* _Aim_
Pictures stay out of the copy; restate everything else in the material exactly.

* _Record excerpts_
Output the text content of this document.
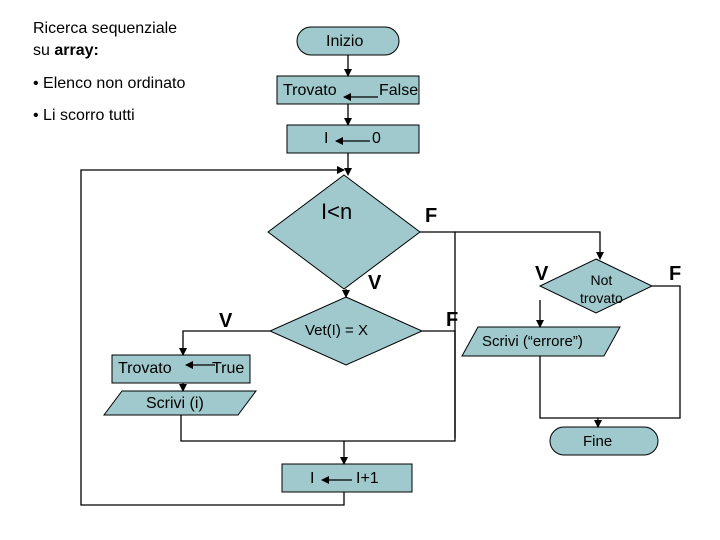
Ricerca sequenziale
su array:
• Elenco non ordinato
• Li scorro tutti
Inizio
Trovato	False
I	0
I<n	F
V
Vet(I) = X
V	F
Trovato	True
Scrivi (i)
Not
trovato
V	F
Scrivi (“errore”)
Fine
I	I+1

* _Result of this exercise_
Output the text content of this document.
Ricerca sequenziale
su array:
• Elenco non ordinato
• Li scorro tutti
Inizio
Trovato	False
I	0
I<n	F
V
Vet(I) = X
V	F
Trovato	True
Scrivi (i)
Not
trovato
V	F
Scrivi (“errore”)
Fine
I	I+1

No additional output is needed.